* _Stated task_
Keep only the lines of the listing that include the word "this", and copy them.
____
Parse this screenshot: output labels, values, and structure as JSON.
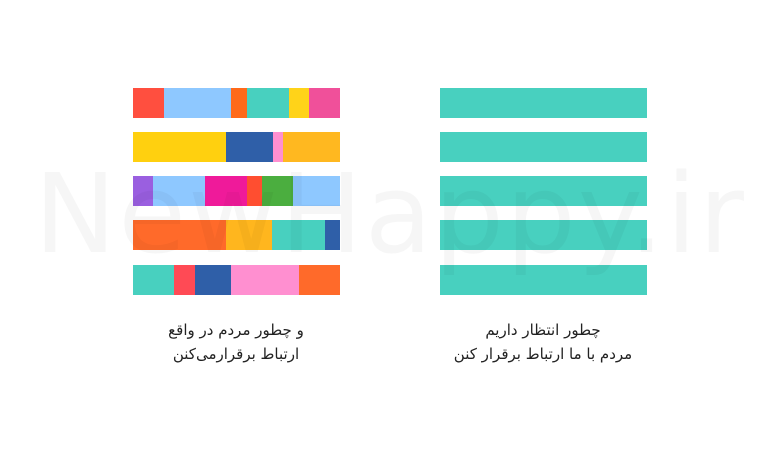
{
  "watermark": "NewHappy.ir",
  "left_caption": {
    "lines": [
      "و چطور مردم در واقع",
      "ارتباط برقرارمی‌کنن"
    ]
  },
  "right_caption": {
    "lines": [
      "چطور انتظار داریم",
      "مردم با ما ارتباط برقرار کنن"
    ]
  }
}
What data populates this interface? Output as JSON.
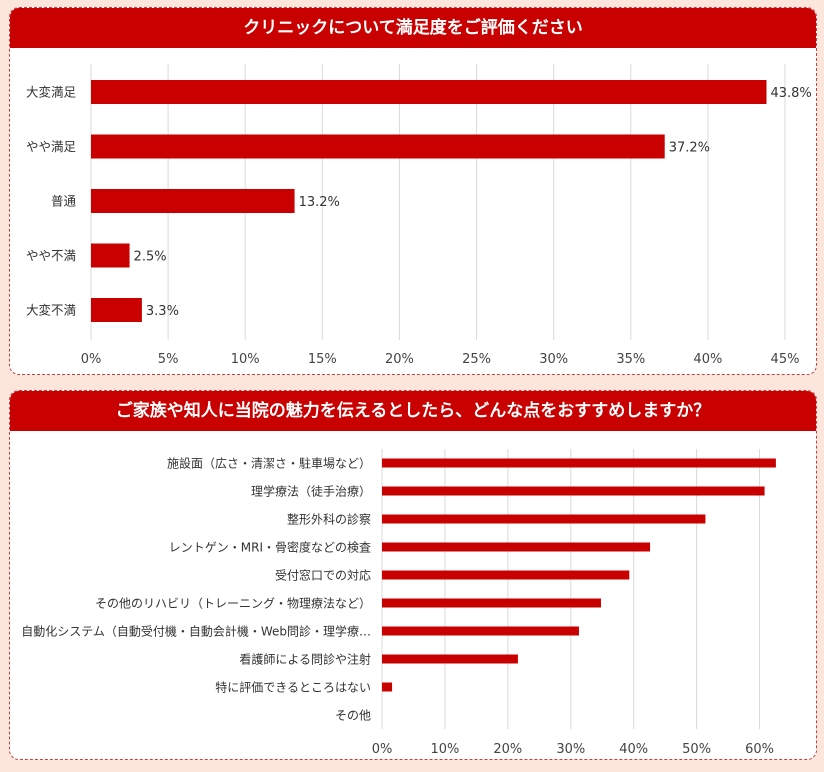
{
  "colors": {
    "bar": "#c90000",
    "header": "#c90000",
    "grid": "#d9d9d9",
    "background": "#fce6dc"
  },
  "chart_data": [
    {
      "type": "bar",
      "orientation": "horizontal",
      "title": "クリニックについて満足度をご評価ください",
      "categories": [
        "大変満足",
        "やや満足",
        "普通",
        "やや不満",
        "大変不満"
      ],
      "values": [
        43.8,
        37.2,
        13.2,
        2.5,
        3.3
      ],
      "value_labels": [
        "43.8%",
        "37.2%",
        "13.2%",
        "2.5%",
        "3.3%"
      ],
      "xlim": [
        0,
        45
      ],
      "xticks": [
        0,
        5,
        10,
        15,
        20,
        25,
        30,
        35,
        40,
        45
      ],
      "xtick_labels": [
        "0%",
        "5%",
        "10%",
        "15%",
        "20%",
        "25%",
        "30%",
        "35%",
        "40%",
        "45%"
      ],
      "grid": true
    },
    {
      "type": "bar",
      "orientation": "horizontal",
      "title": "ご家族や知人に当院の魅力を伝えるとしたら、どんな点をおすすめしますか？",
      "categories": [
        "施設面（広さ・清潔さ・駐車場など）",
        "理学療法（徒手治療）",
        "整形外科の診察",
        "レントゲン・MRI・骨密度などの検査",
        "受付窓口での対応",
        "その他のリハビリ（トレーニング・物理療法など）",
        "自動化システム（自動受付機・自動会計機・Web問診・理学療…",
        "看護師による問診や注射",
        "特に評価できるところはない",
        "その他"
      ],
      "values": [
        62.6,
        60.8,
        51.4,
        42.6,
        39.3,
        34.8,
        31.3,
        21.6,
        1.6,
        0
      ],
      "xlim": [
        0,
        65
      ],
      "xticks": [
        0,
        10,
        20,
        30,
        40,
        50,
        60
      ],
      "xtick_labels": [
        "0%",
        "10%",
        "20%",
        "30%",
        "40%",
        "50%",
        "60%"
      ],
      "grid": true
    }
  ]
}
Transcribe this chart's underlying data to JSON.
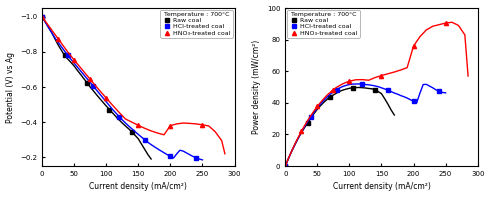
{
  "title_left": "Temperature : 700°C",
  "title_right": "Temperature : 700°C",
  "xlabel": "Current density (mA/cm²)",
  "ylabel_left": "Potential (V) vs Ag",
  "ylabel_right": "Power density (mW/cm²)",
  "legend_labels": [
    "Raw coal",
    "HCl-treated coal",
    "HNO₃-treated coal"
  ],
  "colors": [
    "black",
    "blue",
    "red"
  ],
  "jv_raw_x": [
    0,
    5,
    10,
    15,
    20,
    25,
    30,
    35,
    40,
    45,
    50,
    55,
    60,
    65,
    70,
    75,
    80,
    85,
    90,
    95,
    100,
    105,
    110,
    115,
    120,
    125,
    130,
    135,
    140,
    145,
    150,
    155,
    160,
    165,
    170
  ],
  "jv_raw_y": [
    -1.0,
    -0.97,
    -0.94,
    -0.91,
    -0.875,
    -0.84,
    -0.81,
    -0.78,
    -0.76,
    -0.74,
    -0.72,
    -0.695,
    -0.672,
    -0.648,
    -0.625,
    -0.6,
    -0.578,
    -0.556,
    -0.534,
    -0.513,
    -0.492,
    -0.472,
    -0.452,
    -0.432,
    -0.413,
    -0.395,
    -0.378,
    -0.362,
    -0.345,
    -0.325,
    -0.305,
    -0.275,
    -0.245,
    -0.215,
    -0.19
  ],
  "jv_hcl_x": [
    0,
    5,
    10,
    15,
    20,
    25,
    30,
    35,
    40,
    45,
    50,
    55,
    60,
    65,
    70,
    75,
    80,
    85,
    90,
    95,
    100,
    105,
    110,
    115,
    120,
    125,
    130,
    135,
    140,
    145,
    150,
    155,
    160,
    165,
    170,
    175,
    180,
    185,
    190,
    195,
    200,
    205,
    210,
    215,
    220,
    225,
    230,
    235,
    240,
    245,
    250
  ],
  "jv_hcl_y": [
    -1.0,
    -0.97,
    -0.94,
    -0.91,
    -0.88,
    -0.855,
    -0.83,
    -0.805,
    -0.78,
    -0.758,
    -0.736,
    -0.714,
    -0.692,
    -0.67,
    -0.648,
    -0.626,
    -0.604,
    -0.582,
    -0.56,
    -0.538,
    -0.516,
    -0.494,
    -0.472,
    -0.452,
    -0.432,
    -0.413,
    -0.395,
    -0.378,
    -0.362,
    -0.346,
    -0.33,
    -0.315,
    -0.3,
    -0.285,
    -0.272,
    -0.26,
    -0.248,
    -0.237,
    -0.226,
    -0.215,
    -0.205,
    -0.196,
    -0.22,
    -0.24,
    -0.235,
    -0.225,
    -0.215,
    -0.205,
    -0.198,
    -0.19,
    -0.185
  ],
  "jv_hno3_x": [
    0,
    5,
    10,
    15,
    20,
    25,
    30,
    35,
    40,
    45,
    50,
    55,
    60,
    65,
    70,
    75,
    80,
    85,
    90,
    95,
    100,
    110,
    120,
    130,
    140,
    150,
    160,
    170,
    180,
    190,
    200,
    210,
    220,
    230,
    240,
    250,
    260,
    270,
    280,
    285
  ],
  "jv_hno3_y": [
    -1.0,
    -0.975,
    -0.95,
    -0.925,
    -0.9,
    -0.875,
    -0.85,
    -0.825,
    -0.8,
    -0.777,
    -0.754,
    -0.732,
    -0.71,
    -0.688,
    -0.666,
    -0.644,
    -0.622,
    -0.6,
    -0.579,
    -0.558,
    -0.537,
    -0.496,
    -0.456,
    -0.418,
    -0.4,
    -0.382,
    -0.365,
    -0.35,
    -0.338,
    -0.328,
    -0.38,
    -0.39,
    -0.395,
    -0.393,
    -0.39,
    -0.385,
    -0.378,
    -0.345,
    -0.295,
    -0.22
  ],
  "jp_raw_x": [
    0,
    5,
    10,
    15,
    20,
    25,
    30,
    35,
    40,
    45,
    50,
    55,
    60,
    65,
    70,
    75,
    80,
    85,
    90,
    95,
    100,
    105,
    110,
    115,
    120,
    125,
    130,
    135,
    140,
    145,
    150,
    155,
    160,
    165,
    170
  ],
  "jp_raw_y": [
    0,
    4.8,
    9.4,
    13.6,
    17.5,
    21.0,
    24.3,
    27.3,
    30.4,
    33.3,
    36.0,
    38.2,
    40.3,
    42.1,
    43.8,
    45.0,
    46.2,
    47.3,
    48.1,
    48.7,
    49.2,
    49.6,
    49.7,
    49.7,
    49.6,
    49.4,
    49.1,
    48.9,
    48.3,
    47.1,
    45.8,
    42.6,
    39.2,
    35.5,
    32.3
  ],
  "jp_hcl_x": [
    0,
    5,
    10,
    15,
    20,
    25,
    30,
    35,
    40,
    45,
    50,
    55,
    60,
    65,
    70,
    75,
    80,
    85,
    90,
    95,
    100,
    105,
    110,
    115,
    120,
    125,
    130,
    135,
    140,
    145,
    150,
    155,
    160,
    165,
    170,
    175,
    180,
    185,
    190,
    195,
    200,
    205,
    210,
    215,
    220,
    225,
    230,
    235,
    240,
    245,
    250
  ],
  "jp_hcl_y": [
    0,
    4.8,
    9.4,
    13.6,
    17.6,
    21.4,
    24.9,
    28.2,
    31.2,
    34.1,
    36.8,
    39.3,
    41.5,
    43.6,
    45.4,
    47.0,
    48.3,
    49.5,
    50.4,
    51.1,
    51.6,
    51.9,
    51.9,
    52.0,
    51.8,
    51.6,
    51.4,
    51.1,
    50.7,
    50.2,
    49.5,
    48.8,
    48.0,
    47.1,
    46.2,
    45.5,
    44.6,
    43.9,
    43.0,
    42.0,
    41.0,
    40.2,
    46.2,
    51.6,
    51.7,
    50.6,
    49.5,
    48.2,
    47.5,
    46.6,
    46.3
  ],
  "jp_hno3_x": [
    0,
    5,
    10,
    15,
    20,
    25,
    30,
    35,
    40,
    45,
    50,
    55,
    60,
    65,
    70,
    75,
    80,
    85,
    90,
    95,
    100,
    110,
    120,
    130,
    140,
    150,
    160,
    170,
    180,
    190,
    200,
    210,
    220,
    230,
    240,
    250,
    260,
    270,
    280,
    285
  ],
  "jp_hno3_y": [
    0,
    4.9,
    9.5,
    13.9,
    18.0,
    21.9,
    25.5,
    28.9,
    32.0,
    35.0,
    37.7,
    40.3,
    42.6,
    44.8,
    46.6,
    48.4,
    49.8,
    51.0,
    52.1,
    53.0,
    53.7,
    54.6,
    54.7,
    54.3,
    56.0,
    57.3,
    58.4,
    59.5,
    60.8,
    62.3,
    76.0,
    81.9,
    86.2,
    88.5,
    89.5,
    90.5,
    91.0,
    89.0,
    83.0,
    57.0
  ],
  "xlim": [
    0,
    300
  ],
  "jv_ylim": [
    -0.15,
    -1.05
  ],
  "jp_ylim": [
    0,
    100
  ],
  "jv_yticks": [
    -0.2,
    -0.4,
    -0.6,
    -0.8,
    -1.0
  ],
  "jp_yticks": [
    0,
    20,
    40,
    60,
    80,
    100
  ],
  "xticks": [
    0,
    50,
    100,
    150,
    200,
    250,
    300
  ],
  "marker_size": 3,
  "linewidth": 1.0,
  "fontsize_label": 5.5,
  "fontsize_tick": 5,
  "fontsize_legend": 4.5
}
____
* _Finished task_
Parse this screenshot: output labels, values, and structure as JSON.
What data populates this interface? Output as JSON.
Transcribe this chart's underlying data to JSON.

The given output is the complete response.